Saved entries
— start —

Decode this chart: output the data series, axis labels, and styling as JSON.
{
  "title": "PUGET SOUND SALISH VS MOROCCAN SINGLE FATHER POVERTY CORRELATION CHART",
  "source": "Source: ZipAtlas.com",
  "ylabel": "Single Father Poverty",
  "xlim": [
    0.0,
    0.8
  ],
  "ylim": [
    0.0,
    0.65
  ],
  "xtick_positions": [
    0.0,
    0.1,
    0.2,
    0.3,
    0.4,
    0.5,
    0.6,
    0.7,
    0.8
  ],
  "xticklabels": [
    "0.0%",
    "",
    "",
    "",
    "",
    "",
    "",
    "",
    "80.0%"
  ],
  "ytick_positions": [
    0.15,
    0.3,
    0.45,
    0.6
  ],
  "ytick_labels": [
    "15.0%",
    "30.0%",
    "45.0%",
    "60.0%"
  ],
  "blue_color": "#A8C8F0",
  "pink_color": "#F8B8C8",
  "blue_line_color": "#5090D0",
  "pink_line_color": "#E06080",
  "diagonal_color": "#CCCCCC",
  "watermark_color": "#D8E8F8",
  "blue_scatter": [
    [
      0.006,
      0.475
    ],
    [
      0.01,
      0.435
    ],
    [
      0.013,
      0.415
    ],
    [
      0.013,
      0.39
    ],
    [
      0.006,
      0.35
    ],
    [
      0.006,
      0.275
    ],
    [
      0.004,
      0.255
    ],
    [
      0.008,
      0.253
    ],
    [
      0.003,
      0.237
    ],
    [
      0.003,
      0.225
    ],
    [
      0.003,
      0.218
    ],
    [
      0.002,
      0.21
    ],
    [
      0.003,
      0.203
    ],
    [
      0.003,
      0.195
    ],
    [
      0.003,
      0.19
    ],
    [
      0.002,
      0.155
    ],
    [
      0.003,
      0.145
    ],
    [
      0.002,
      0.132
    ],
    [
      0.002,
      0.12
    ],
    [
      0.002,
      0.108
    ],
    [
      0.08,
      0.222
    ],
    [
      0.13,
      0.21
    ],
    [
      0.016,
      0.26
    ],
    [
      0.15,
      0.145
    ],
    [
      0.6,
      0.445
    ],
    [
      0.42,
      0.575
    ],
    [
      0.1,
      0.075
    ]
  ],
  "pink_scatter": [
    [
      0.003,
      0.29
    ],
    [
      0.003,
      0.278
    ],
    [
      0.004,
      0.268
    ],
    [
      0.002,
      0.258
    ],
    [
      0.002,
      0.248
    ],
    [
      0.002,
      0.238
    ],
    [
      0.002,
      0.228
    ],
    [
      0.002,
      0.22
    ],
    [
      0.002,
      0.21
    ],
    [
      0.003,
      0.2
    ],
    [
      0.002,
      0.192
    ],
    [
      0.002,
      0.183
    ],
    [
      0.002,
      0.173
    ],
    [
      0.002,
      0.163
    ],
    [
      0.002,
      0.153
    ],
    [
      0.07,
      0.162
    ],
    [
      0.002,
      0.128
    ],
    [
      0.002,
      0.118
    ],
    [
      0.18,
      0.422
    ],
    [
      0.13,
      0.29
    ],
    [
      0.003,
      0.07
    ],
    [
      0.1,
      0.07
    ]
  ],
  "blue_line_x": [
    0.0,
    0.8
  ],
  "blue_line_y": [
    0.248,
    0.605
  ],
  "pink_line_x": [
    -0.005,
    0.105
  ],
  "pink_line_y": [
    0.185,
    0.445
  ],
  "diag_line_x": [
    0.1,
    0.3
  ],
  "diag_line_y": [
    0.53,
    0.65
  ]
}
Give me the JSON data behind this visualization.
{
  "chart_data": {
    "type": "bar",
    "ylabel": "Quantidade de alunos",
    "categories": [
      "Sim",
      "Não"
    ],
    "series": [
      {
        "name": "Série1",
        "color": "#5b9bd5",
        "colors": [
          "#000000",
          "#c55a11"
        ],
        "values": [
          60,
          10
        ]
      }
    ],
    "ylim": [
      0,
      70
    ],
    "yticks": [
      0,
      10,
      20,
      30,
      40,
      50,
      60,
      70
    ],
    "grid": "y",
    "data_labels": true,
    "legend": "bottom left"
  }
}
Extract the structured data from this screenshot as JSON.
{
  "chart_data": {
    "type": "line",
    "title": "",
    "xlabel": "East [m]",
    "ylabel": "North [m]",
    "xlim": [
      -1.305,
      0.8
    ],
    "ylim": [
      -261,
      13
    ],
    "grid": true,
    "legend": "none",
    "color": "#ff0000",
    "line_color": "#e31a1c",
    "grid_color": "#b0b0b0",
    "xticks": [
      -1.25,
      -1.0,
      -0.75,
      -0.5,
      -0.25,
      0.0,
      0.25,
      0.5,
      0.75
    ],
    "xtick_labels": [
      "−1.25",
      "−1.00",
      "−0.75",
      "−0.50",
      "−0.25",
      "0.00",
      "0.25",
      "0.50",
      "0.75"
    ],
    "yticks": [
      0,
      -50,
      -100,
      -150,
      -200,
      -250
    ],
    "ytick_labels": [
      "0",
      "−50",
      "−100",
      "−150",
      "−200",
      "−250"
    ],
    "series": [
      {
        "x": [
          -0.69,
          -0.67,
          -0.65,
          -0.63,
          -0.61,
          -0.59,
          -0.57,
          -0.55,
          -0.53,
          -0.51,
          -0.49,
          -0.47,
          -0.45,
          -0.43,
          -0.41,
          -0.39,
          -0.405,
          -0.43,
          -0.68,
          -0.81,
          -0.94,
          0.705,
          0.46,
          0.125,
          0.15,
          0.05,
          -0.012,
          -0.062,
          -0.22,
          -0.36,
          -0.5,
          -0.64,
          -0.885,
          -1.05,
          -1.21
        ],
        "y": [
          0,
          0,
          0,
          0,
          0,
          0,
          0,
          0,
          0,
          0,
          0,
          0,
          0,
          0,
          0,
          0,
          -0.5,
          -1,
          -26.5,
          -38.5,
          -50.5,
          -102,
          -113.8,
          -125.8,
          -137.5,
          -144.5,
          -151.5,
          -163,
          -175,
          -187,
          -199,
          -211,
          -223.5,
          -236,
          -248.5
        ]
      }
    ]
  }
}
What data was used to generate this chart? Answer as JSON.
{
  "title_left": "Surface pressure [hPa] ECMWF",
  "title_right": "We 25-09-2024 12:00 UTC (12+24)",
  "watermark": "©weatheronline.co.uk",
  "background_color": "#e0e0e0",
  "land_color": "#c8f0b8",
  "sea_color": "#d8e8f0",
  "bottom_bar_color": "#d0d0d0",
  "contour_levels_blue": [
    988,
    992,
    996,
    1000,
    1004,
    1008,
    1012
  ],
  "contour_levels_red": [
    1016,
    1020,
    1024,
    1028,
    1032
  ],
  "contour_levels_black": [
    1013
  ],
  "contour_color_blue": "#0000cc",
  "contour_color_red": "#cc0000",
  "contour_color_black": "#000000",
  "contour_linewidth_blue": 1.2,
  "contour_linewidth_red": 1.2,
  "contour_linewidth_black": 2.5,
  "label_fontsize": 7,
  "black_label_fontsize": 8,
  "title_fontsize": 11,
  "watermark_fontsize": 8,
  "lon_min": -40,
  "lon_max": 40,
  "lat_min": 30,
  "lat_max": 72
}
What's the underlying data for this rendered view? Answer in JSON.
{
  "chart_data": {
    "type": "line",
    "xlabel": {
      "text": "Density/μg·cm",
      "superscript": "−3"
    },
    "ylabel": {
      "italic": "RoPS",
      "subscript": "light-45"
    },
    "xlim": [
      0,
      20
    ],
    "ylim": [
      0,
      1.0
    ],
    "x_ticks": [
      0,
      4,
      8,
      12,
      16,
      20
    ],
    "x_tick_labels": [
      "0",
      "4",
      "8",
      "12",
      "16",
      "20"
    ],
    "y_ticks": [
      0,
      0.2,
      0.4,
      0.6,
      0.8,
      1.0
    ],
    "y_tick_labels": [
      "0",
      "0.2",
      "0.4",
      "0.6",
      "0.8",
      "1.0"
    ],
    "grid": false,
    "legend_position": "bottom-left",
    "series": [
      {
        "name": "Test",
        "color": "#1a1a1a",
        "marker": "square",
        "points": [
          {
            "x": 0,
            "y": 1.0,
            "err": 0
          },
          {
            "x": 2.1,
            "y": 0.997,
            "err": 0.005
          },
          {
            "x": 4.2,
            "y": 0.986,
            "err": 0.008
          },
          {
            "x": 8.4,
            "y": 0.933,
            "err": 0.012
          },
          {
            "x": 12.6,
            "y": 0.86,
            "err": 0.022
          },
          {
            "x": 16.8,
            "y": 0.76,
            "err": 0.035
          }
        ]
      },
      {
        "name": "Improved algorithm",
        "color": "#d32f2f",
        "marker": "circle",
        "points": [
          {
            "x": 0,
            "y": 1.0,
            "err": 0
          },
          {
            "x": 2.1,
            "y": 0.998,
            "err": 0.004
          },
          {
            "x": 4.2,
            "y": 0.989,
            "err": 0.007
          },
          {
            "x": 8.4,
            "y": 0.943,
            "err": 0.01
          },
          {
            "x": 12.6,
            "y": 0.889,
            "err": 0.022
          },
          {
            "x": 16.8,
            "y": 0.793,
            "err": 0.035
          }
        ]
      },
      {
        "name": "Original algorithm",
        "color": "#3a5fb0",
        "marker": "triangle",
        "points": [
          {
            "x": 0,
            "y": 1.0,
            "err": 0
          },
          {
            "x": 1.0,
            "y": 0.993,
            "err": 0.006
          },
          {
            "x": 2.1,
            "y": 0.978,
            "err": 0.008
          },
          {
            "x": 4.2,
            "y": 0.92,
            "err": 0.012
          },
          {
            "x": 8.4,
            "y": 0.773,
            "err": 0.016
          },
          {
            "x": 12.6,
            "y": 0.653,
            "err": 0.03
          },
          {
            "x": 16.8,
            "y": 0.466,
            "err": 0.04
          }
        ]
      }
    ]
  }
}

— end —

• [Stated problem]
Give the number of lines in the records above that contain the word "this". Reply with that number alone.

• [Solution to the problem]
5